[Entries from a dataset]
========
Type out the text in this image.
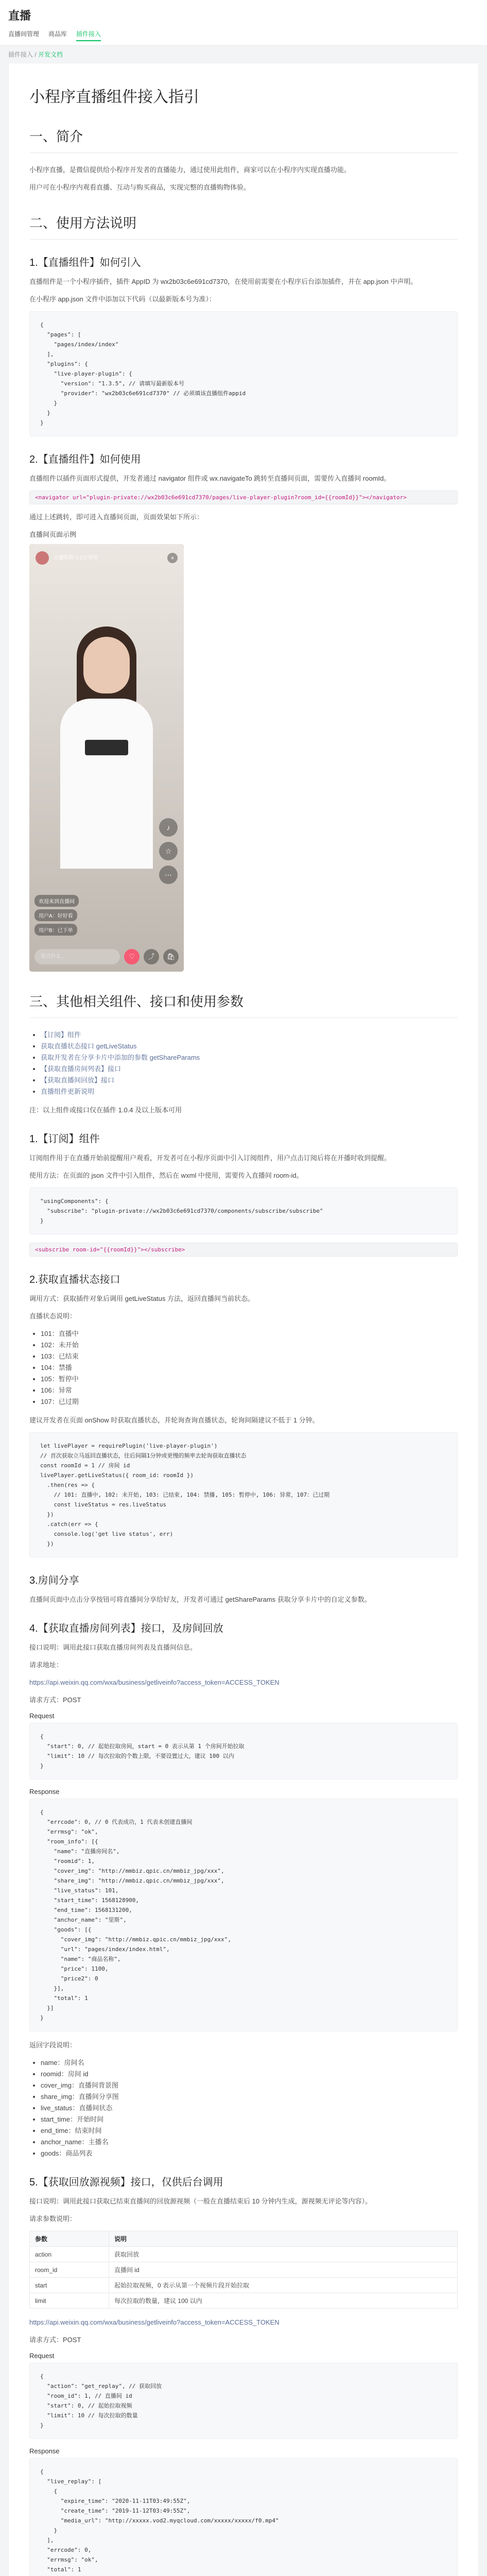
直播
直播间管理 商品库 插件接入
插件接入 / 开发文档
小程序直播组件接入指引
一、简介

小程序直播，是微信提供给小程序开发者的直播能力，通过使用此组件，商家可以在小程序内实现直播功能。

用户可在小程序内观看直播、互动与购买商品，实现完整的直播购物体验。

二、使用方法说明
1.【直播组件】如何引入

直播组件是一个小程序插件，插件 AppID 为 wx2b03c6e691cd7370，在使用前需要在小程序后台添加插件，并在 app.json 中声明。

在小程序 app.json 文件中添加以下代码（以最新版本号为准）：

{
"pages": [
"pages/index/index"
],
"plugins": {
"live-player-plugin": {
"version": "1.3.5", // 请填写最新版本号
"provider": "wx2b03c6e691cd7370" // 必须填该直播组件appid
}
}
}
2.【直播组件】如何使用

直播组件以插件页面形式提供，开发者通过 navigator 组件或 wx.navigateTo 跳转至直播间页面，需要传入直播间 roomId。

<navigator url="plugin-private://wx2b03c6e691cd7370/pages/live-player-plugin?room_id={{roomId}}"></navigator>

通过上述跳转，即可进入直播间页面，页面效果如下所示：

直播间页面示例
主播昵称 1.2万观看	×
♪
☆
⋯
欢迎来到直播间
用户A：好好看
用户B：已下单
说点什么...	♡	⤴	🛍
三、其他相关组件、接口和使用参数
• 【订阅】组件
• 获取直播状态接口 getLiveStatus
• 获取开发者在分享卡片中添加的参数 getShareParams
• 【获取直播房间列表】接口
• 【获取直播间回放】接口
• 直播组件更新说明

注：以上组件或接口仅在插件 1.0.4 及以上版本可用

1.【订阅】组件

订阅组件用于在直播开始前提醒用户观看，开发者可在小程序页面中引入订阅组件，用户点击订阅后将在开播时收到提醒。

使用方法：在页面的 json 文件中引入组件，然后在 wxml 中使用，需要传入直播间 room-id。

"usingComponents": {
"subscribe": "plugin-private://wx2b03c6e691cd7370/components/subscribe/subscribe"
}
<subscribe room-id="{{roomId}}"></subscribe>
2.获取直播状态接口

调用方式：获取插件对象后调用 getLiveStatus 方法，返回直播间当前状态。

直播状态说明：

• 101：直播中
• 102：未开始
• 103：已结束
• 104：禁播
• 105：暂停中
• 106：异常
• 107：已过期

建议开发者在页面 onShow 时获取直播状态，并轮询查询直播状态，轮询间隔建议不低于 1 分钟。

let livePlayer = requirePlugin('live-player-plugin')
// 首次获取立马返回直播状态，往后间隔1分钟或更慢的频率去轮询获取直播状态
const roomId = 1 // 房间 id
livePlayer.getLiveStatus({ room_id: roomId })
.then(res => {
// 101: 直播中, 102: 未开始, 103: 已结束, 104: 禁播, 105: 暂停中, 106: 异常，107：已过期
const liveStatus = res.liveStatus
})
.catch(err => {
console.log('get live status', err)
})
3.房间分享

直播间页面中点击分享按钮可将直播间分享给好友，开发者可通过 getShareParams 获取分享卡片中的自定义参数。

4.【获取直播房间列表】接口，及房间回放

接口说明：调用此接口获取直播房间列表及直播间信息。

请求地址：

https://api.weixin.qq.com/wxa/business/getliveinfo?access_token=ACCESS_TOKEN

请求方式：POST

Request
{
"start": 0, // 起始拉取房间，start = 0 表示从第 1 个房间开始拉取
"limit": 10 // 每次拉取的个数上限，不要设置过大，建议 100 以内
}
Response
{
"errcode": 0, // 0 代表成功，1 代表未创建直播间
"errmsg": "ok",
"room_info": [{
"name": "直播房间名",
"roomid": 1,
"cover_img": "http://mmbiz.qpic.cn/mmbiz_jpg/xxx",
"share_img": "http://mmbiz.qpic.cn/mmbiz_jpg/xxx",
"live_status": 101,
"start_time": 1568128900,
"end_time": 1568131200,
"anchor_name": "里斯",
"goods": [{
"cover_img": "http://mmbiz.qpic.cn/mmbiz_jpg/xxx",
"url": "pages/index/index.html",
"name": "商品名称",
"price": 1100,
"price2": 0
}],
"total": 1
}]
}

返回字段说明：

• name：房间名
• roomid：房间 id
• cover_img：直播间背景图
• share_img：直播间分享图
• live_status：直播间状态
• start_time：开始时间
• end_time：结束时间
• anchor_name：主播名
• goods：商品列表
5.【获取回放源视频】接口，仅供后台调用

接口说明：调用此接口获取已结束直播间的回放源视频（一般在直播结束后 10 分钟内生成，源视频无评论等内容）。

请求参数说明：

参数	说明
action	获取回放
room_id	直播间 id
start	起始拉取视频，0 表示从第一个视频片段开始拉取
limit	每次拉取的数量，建议 100 以内

https://api.weixin.qq.com/wxa/business/getliveinfo?access_token=ACCESS_TOKEN

请求方式：POST

Request
{
"action": "get_replay", // 获取回放
"room_id": 1, // 直播间 id
"start": 0, // 起始拉取视频
"limit": 10 // 每次拉取的数量
}
Response
{
"live_replay": [
{
"expire_time": "2020-11-11T03:49:55Z",
"create_time": "2019-11-12T03:49:55Z",
"media_url": "http://xxxxx.vod2.myqcloud.com/xxxxx/xxxxx/f0.mp4"
}
],
"errcode": 0,
"errmsg": "ok",
"total": 1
========
Pull out all lines containing the word "接口说明" from the entries above.

接口说明：调用此接口获取直播房间列表及直播间信息。
接口说明：调用此接口获取已结束直播间的回放源视频（一般在直播结束后 10 分钟内生成，源视频无评论等内容）。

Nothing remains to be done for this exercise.